**GIVEN EXERCISE**
Give a verbatim repeat of the lines that run from the line containing "Decode this image" to the end of the data below.

Data entries for graphics:
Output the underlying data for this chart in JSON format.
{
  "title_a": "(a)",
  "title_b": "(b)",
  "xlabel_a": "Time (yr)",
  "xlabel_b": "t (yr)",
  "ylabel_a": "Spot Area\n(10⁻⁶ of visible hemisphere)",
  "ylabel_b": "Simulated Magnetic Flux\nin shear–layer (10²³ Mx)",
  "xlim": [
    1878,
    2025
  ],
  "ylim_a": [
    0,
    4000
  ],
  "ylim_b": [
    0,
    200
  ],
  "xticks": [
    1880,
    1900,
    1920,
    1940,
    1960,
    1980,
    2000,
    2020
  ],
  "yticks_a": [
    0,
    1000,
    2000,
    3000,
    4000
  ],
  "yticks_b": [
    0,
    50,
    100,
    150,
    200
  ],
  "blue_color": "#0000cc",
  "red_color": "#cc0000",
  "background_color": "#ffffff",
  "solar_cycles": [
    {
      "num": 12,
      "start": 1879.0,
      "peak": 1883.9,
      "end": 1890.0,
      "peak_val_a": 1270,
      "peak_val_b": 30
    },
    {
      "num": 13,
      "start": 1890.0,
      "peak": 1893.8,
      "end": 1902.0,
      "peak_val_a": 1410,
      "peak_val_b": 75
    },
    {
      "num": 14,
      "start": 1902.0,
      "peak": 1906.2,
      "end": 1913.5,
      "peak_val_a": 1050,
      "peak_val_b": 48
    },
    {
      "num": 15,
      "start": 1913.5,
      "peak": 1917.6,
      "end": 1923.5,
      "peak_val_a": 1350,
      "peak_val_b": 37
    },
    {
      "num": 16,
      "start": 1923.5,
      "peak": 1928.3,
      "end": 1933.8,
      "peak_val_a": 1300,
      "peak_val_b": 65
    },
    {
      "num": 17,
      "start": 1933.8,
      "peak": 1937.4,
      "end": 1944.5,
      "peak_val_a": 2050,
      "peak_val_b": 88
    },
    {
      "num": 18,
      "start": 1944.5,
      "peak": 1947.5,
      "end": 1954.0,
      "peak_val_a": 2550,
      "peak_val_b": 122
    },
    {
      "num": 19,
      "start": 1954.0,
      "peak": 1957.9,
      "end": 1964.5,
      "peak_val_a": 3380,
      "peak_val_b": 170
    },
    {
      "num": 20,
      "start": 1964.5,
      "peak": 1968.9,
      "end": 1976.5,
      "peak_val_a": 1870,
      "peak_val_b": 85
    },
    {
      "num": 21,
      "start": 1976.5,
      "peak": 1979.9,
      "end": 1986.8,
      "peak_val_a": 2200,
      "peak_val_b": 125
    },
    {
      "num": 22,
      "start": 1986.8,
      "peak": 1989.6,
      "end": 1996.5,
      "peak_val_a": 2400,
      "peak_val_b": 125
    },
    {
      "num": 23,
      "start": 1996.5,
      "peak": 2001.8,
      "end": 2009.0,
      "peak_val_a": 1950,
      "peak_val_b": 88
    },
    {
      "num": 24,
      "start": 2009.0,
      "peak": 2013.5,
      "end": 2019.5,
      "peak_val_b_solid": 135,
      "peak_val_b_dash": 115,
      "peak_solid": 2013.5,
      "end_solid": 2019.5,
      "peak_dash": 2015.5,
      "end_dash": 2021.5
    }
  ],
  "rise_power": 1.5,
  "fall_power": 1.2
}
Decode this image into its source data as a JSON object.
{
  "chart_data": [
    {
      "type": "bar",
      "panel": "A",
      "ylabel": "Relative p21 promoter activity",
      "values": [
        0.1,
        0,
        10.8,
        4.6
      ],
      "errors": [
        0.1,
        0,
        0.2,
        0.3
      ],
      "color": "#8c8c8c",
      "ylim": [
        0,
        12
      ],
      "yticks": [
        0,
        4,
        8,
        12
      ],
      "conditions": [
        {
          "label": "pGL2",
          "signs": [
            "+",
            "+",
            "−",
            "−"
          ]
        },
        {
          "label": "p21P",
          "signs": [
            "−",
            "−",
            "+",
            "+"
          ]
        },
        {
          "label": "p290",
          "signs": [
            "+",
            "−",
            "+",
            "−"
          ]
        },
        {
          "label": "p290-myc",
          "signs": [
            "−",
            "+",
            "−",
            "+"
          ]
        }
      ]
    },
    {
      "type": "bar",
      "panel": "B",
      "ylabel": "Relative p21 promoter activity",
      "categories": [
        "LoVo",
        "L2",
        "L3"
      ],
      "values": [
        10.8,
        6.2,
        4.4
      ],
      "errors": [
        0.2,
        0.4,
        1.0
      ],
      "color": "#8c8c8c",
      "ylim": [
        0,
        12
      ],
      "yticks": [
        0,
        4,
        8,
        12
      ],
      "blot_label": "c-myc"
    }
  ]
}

**ANSWER TO THIS PROBLEM**
Decode this image into its source data as a JSON object.
{
  "chart_data": [
    {
      "type": "bar",
      "panel": "A",
      "ylabel": "Relative p21 promoter activity",
      "values": [
        0.1,
        0,
        10.8,
        4.6
      ],
      "errors": [
        0.1,
        0,
        0.2,
        0.3
      ],
      "color": "#8c8c8c",
      "ylim": [
        0,
        12
      ],
      "yticks": [
        0,
        4,
        8,
        12
      ],
      "conditions": [
        {
          "label": "pGL2",
          "signs": [
            "+",
            "+",
            "−",
            "−"
          ]
        },
        {
          "label": "p21P",
          "signs": [
            "−",
            "−",
            "+",
            "+"
          ]
        },
        {
          "label": "p290",
          "signs": [
            "+",
            "−",
            "+",
            "−"
          ]
        },
        {
          "label": "p290-myc",
          "signs": [
            "−",
            "+",
            "−",
            "+"
          ]
        }
      ]
    },
    {
      "type": "bar",
      "panel": "B",
      "ylabel": "Relative p21 promoter activity",
      "categories": [
        "LoVo",
        "L2",
        "L3"
      ],
      "values": [
        10.8,
        6.2,
        4.4
      ],
      "errors": [
        0.2,
        0.4,
        1.0
      ],
      "color": "#8c8c8c",
      "ylim": [
        0,
        12
      ],
      "yticks": [
        0,
        4,
        8,
        12
      ],
      "blot_label": "c-myc"
    }
  ]
}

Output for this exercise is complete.